PROVIDED DATA

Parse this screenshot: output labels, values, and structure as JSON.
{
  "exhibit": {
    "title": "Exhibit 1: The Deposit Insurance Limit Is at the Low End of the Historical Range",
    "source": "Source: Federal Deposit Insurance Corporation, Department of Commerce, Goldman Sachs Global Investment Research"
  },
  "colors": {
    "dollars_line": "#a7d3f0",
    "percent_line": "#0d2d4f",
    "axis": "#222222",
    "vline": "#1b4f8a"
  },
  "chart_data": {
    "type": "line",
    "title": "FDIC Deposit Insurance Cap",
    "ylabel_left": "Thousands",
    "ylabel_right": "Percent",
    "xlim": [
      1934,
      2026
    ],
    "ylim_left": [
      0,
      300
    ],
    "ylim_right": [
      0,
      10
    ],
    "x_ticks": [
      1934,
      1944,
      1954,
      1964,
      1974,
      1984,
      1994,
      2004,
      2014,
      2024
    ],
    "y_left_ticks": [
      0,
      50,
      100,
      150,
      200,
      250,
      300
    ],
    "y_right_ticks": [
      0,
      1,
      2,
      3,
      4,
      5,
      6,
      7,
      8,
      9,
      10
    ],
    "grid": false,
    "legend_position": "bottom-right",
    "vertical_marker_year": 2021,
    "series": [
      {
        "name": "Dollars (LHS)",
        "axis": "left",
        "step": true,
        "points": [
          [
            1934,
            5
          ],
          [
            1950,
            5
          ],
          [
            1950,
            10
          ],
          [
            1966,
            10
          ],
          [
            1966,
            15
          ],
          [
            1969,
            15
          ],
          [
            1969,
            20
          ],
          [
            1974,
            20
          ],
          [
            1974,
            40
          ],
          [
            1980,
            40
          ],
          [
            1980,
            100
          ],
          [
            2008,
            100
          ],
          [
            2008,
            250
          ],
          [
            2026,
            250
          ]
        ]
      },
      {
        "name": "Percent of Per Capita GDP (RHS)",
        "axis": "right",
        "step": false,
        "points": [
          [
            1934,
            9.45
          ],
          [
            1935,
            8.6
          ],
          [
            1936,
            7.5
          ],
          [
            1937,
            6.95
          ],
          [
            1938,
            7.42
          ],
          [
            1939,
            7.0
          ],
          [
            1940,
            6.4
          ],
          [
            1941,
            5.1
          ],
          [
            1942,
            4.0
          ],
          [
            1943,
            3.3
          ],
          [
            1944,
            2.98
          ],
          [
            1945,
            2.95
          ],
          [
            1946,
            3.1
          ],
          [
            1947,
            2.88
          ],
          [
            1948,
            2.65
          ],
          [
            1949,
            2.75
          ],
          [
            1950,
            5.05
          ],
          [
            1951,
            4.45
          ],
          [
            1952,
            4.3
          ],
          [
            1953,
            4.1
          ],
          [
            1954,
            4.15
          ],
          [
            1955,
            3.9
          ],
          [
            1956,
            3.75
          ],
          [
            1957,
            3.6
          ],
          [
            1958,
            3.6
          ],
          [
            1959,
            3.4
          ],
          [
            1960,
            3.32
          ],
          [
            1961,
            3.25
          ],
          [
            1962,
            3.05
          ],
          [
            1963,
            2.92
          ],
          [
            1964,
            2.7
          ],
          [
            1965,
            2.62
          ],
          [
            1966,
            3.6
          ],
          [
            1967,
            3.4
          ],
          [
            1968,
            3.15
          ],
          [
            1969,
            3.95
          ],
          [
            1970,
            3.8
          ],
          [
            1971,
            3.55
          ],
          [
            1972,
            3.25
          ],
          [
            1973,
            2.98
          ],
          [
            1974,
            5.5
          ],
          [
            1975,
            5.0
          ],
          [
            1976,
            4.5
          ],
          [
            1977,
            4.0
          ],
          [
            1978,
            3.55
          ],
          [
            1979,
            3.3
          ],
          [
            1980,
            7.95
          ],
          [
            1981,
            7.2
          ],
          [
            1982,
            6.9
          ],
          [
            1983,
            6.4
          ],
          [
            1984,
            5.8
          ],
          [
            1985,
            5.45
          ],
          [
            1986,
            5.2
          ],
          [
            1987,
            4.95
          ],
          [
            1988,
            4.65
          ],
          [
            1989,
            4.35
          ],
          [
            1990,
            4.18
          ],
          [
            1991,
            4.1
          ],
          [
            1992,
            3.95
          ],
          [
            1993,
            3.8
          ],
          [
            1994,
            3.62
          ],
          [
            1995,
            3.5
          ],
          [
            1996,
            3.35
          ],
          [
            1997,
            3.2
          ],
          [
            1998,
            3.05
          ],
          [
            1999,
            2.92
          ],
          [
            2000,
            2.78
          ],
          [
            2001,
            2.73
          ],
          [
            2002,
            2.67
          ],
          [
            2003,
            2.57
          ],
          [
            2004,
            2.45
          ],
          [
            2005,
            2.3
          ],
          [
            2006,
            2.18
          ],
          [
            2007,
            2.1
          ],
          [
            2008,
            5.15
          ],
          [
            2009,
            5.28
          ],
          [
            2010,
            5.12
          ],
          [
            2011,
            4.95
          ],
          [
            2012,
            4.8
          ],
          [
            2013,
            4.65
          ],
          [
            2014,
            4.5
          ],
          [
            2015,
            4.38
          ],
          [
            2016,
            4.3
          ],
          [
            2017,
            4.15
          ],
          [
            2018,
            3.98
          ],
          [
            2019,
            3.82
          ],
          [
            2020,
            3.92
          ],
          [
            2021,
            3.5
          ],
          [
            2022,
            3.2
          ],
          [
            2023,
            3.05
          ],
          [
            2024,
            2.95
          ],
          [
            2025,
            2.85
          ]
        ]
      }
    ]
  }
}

---

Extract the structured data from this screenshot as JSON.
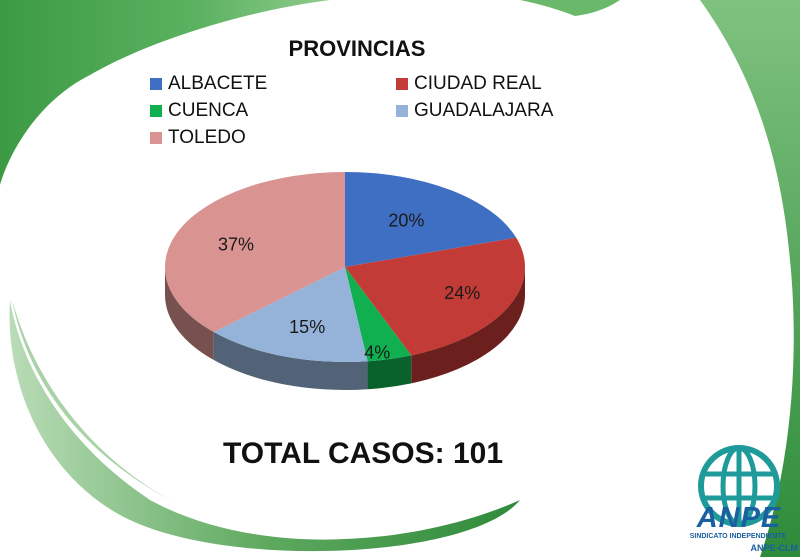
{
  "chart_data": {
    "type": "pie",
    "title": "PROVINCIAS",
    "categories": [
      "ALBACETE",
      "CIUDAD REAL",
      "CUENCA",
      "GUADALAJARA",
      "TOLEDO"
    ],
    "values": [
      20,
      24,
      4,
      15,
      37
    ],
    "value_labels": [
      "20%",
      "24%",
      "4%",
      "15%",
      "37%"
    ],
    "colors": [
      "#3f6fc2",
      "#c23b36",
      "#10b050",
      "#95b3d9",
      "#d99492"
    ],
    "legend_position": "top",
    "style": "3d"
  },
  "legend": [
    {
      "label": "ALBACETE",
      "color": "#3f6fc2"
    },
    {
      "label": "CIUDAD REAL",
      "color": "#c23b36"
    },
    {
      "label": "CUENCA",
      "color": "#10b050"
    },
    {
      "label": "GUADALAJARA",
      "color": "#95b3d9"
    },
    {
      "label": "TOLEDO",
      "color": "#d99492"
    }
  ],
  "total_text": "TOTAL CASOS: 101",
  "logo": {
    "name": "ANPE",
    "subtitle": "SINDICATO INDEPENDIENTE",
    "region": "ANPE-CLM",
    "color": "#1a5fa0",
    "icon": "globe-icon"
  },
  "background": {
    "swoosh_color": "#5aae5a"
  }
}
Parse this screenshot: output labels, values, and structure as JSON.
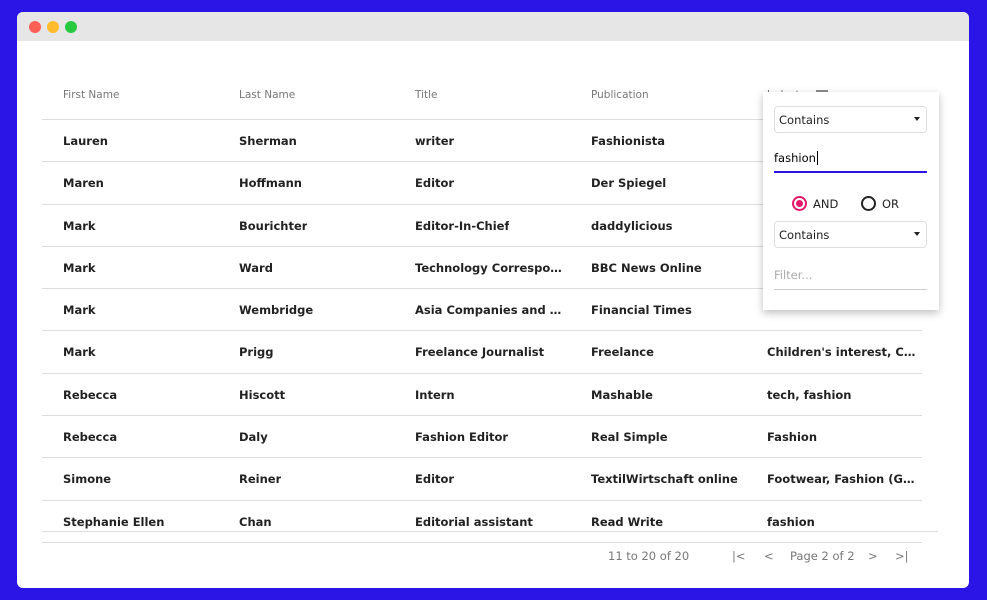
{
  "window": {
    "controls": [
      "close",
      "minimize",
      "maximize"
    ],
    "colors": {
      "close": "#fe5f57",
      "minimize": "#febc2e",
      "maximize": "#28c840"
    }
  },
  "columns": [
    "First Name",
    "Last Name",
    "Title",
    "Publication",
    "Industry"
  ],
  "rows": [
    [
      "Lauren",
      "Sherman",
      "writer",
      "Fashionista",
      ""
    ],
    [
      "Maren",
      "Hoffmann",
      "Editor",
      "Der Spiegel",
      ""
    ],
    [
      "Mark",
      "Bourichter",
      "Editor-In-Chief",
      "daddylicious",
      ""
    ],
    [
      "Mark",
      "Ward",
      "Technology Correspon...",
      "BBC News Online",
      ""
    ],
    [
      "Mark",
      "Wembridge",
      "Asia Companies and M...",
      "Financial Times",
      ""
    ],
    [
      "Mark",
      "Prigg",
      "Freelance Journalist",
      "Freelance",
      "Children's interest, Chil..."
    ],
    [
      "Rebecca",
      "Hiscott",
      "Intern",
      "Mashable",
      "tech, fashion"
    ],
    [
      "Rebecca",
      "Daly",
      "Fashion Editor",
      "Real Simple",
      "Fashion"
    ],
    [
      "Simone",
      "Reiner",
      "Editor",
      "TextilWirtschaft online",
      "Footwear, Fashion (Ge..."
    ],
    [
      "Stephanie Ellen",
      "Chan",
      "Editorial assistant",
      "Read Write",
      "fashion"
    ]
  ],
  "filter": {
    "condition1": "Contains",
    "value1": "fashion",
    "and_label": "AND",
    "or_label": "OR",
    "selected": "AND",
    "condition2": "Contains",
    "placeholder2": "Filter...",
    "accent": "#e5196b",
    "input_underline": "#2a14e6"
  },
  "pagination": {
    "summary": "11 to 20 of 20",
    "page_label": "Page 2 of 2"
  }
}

AIM
Count each line of the data where the word "Insurance" appears, then reply with the total only.

TASK ANSWER
3